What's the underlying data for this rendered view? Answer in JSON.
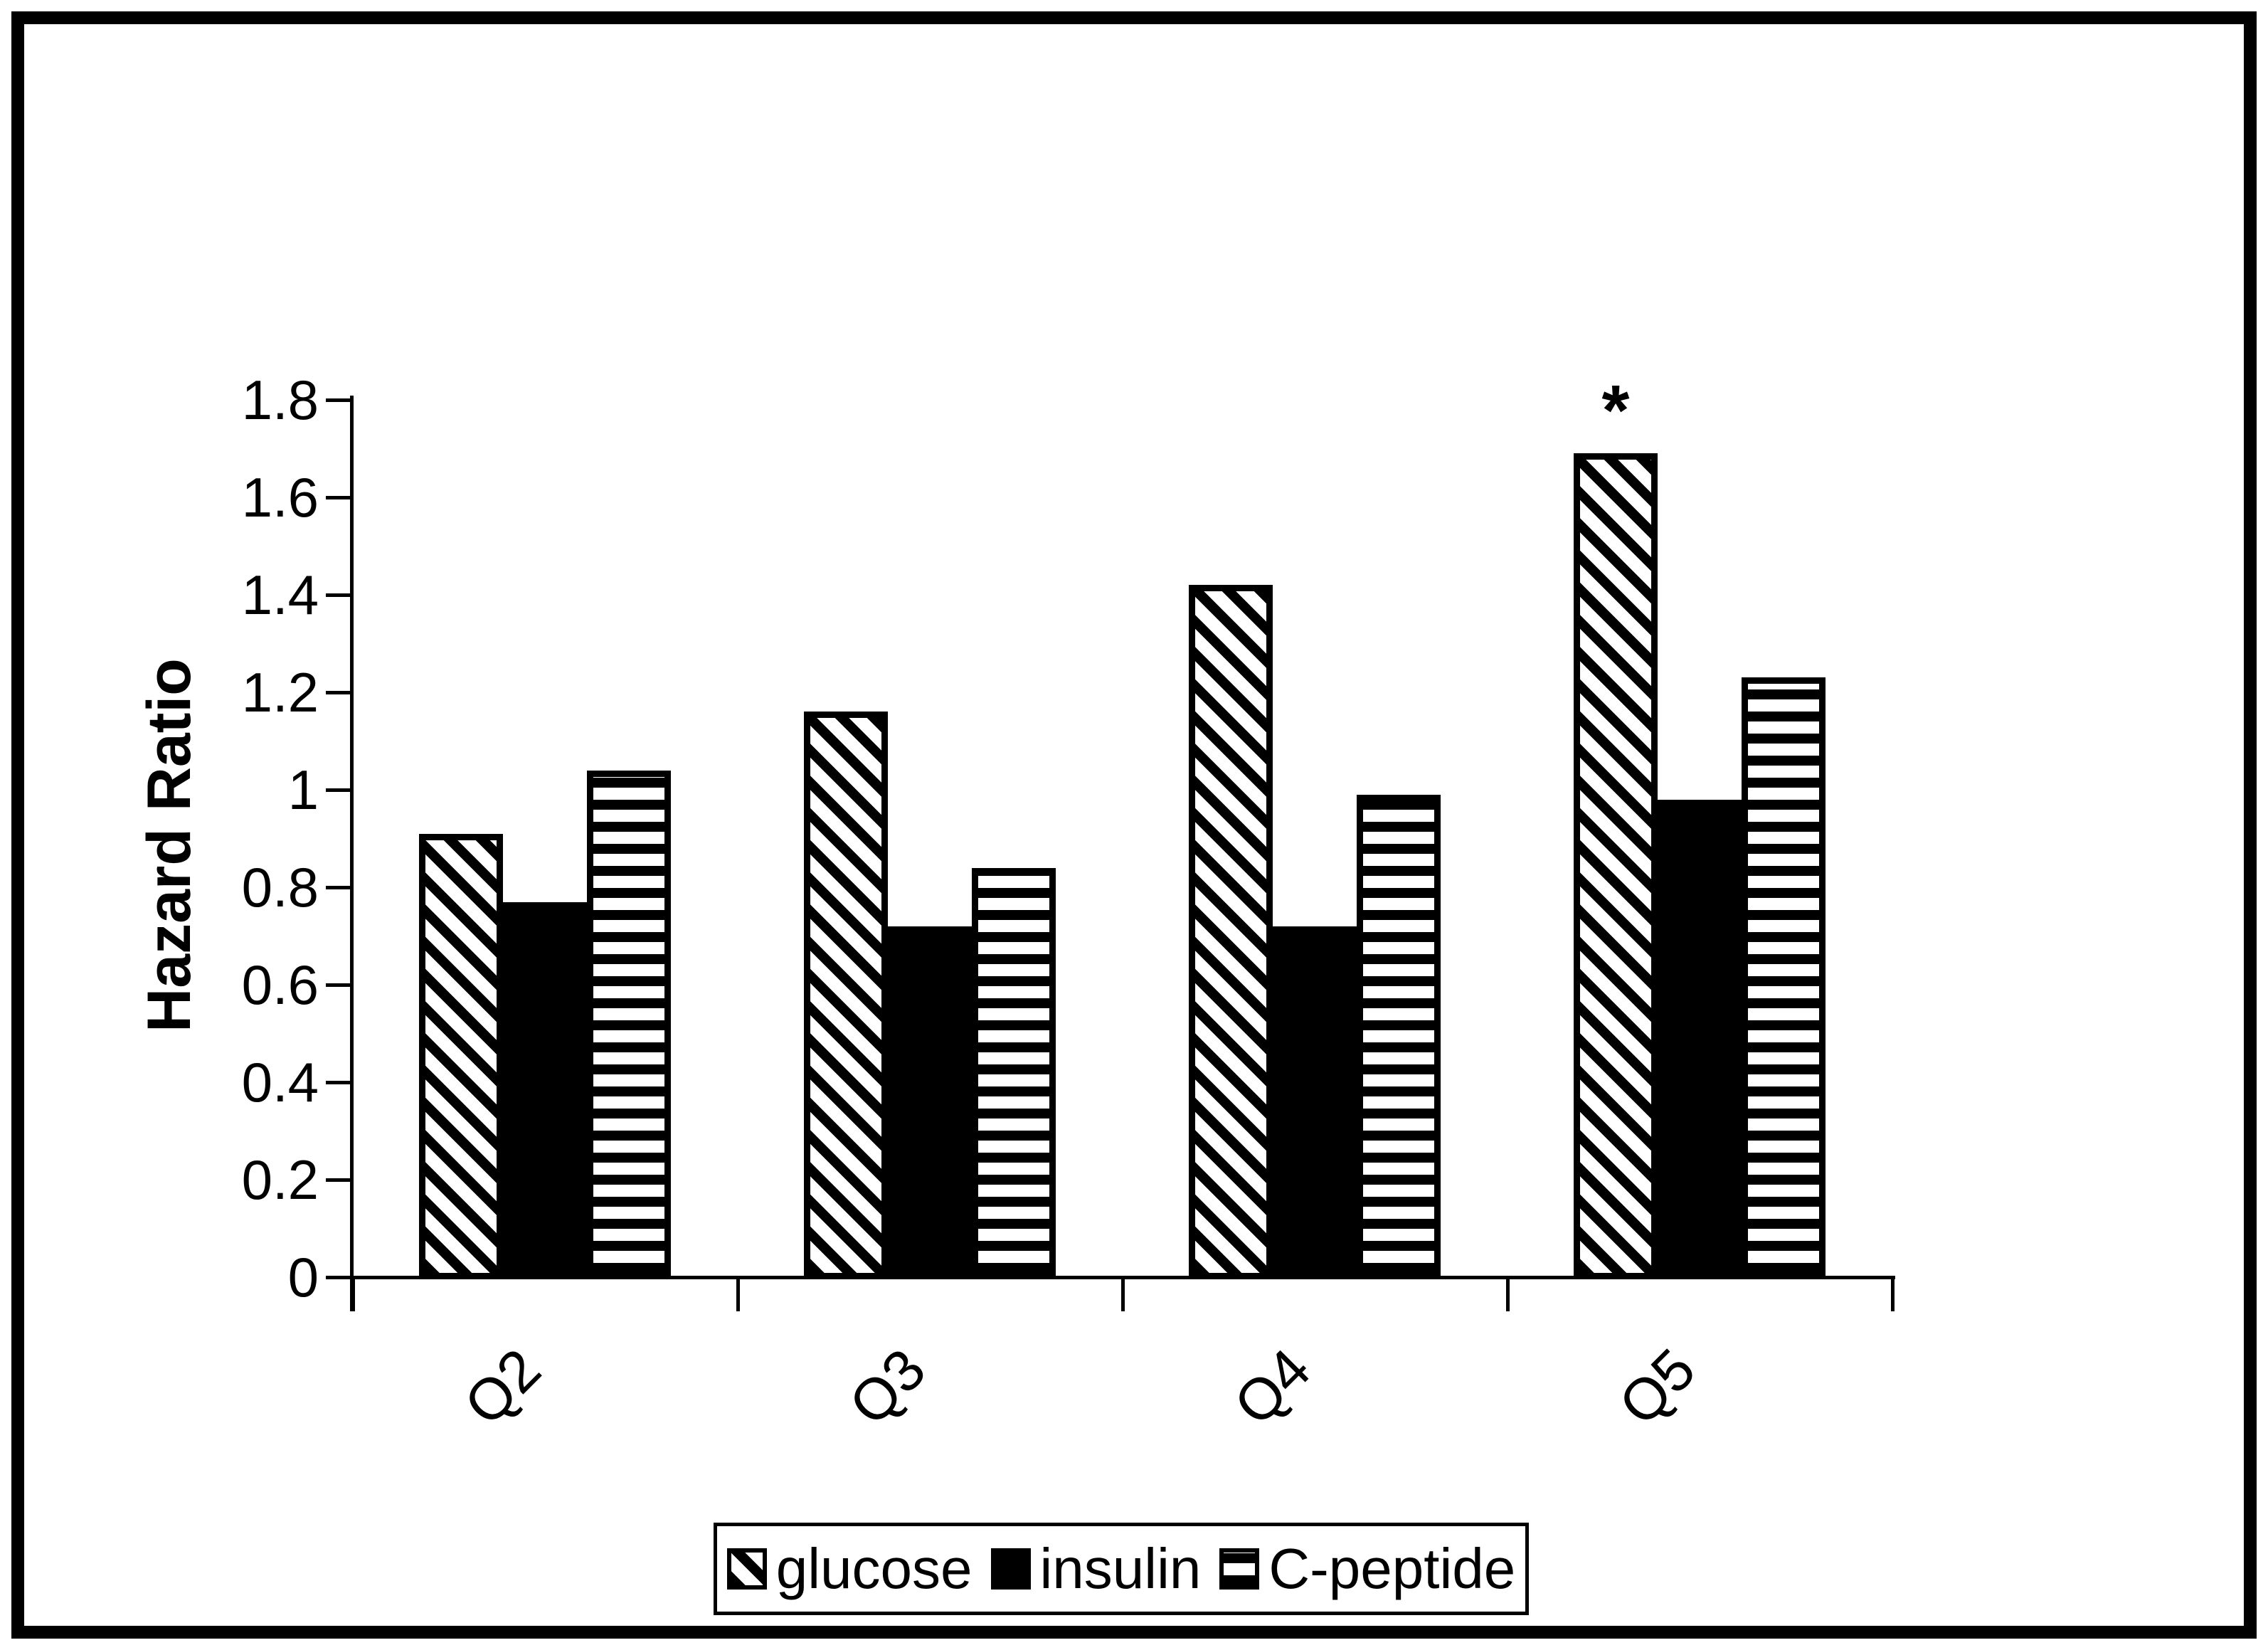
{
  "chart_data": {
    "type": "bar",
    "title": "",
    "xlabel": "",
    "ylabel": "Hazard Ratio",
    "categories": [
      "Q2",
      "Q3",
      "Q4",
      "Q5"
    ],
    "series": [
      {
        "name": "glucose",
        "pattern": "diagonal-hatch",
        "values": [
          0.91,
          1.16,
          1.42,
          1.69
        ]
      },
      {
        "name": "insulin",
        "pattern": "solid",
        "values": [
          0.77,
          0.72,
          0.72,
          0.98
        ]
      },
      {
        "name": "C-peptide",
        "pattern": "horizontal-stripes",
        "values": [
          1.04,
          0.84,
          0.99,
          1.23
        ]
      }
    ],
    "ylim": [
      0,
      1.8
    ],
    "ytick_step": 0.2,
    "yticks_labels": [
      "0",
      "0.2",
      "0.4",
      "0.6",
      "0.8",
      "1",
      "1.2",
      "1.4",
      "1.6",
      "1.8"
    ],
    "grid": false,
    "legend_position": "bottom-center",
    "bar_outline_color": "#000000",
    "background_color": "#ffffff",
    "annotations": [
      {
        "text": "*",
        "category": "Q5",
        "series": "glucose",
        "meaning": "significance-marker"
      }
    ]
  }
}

▸ About this task: Output all the data above verbatim, leaving out images.

▸ Output for this exercise:
What's the underlying data for this rendered view? Answer in JSON.
{
  "chart_data": {
    "type": "bar",
    "title": "",
    "xlabel": "",
    "ylabel": "Hazard Ratio",
    "categories": [
      "Q2",
      "Q3",
      "Q4",
      "Q5"
    ],
    "series": [
      {
        "name": "glucose",
        "pattern": "diagonal-hatch",
        "values": [
          0.91,
          1.16,
          1.42,
          1.69
        ]
      },
      {
        "name": "insulin",
        "pattern": "solid",
        "values": [
          0.77,
          0.72,
          0.72,
          0.98
        ]
      },
      {
        "name": "C-peptide",
        "pattern": "horizontal-stripes",
        "values": [
          1.04,
          0.84,
          0.99,
          1.23
        ]
      }
    ],
    "ylim": [
      0,
      1.8
    ],
    "ytick_step": 0.2,
    "yticks_labels": [
      "0",
      "0.2",
      "0.4",
      "0.6",
      "0.8",
      "1",
      "1.2",
      "1.4",
      "1.6",
      "1.8"
    ],
    "grid": false,
    "legend_position": "bottom-center",
    "bar_outline_color": "#000000",
    "background_color": "#ffffff",
    "annotations": [
      {
        "text": "*",
        "category": "Q5",
        "series": "glucose",
        "meaning": "significance-marker"
      }
    ]
  }
}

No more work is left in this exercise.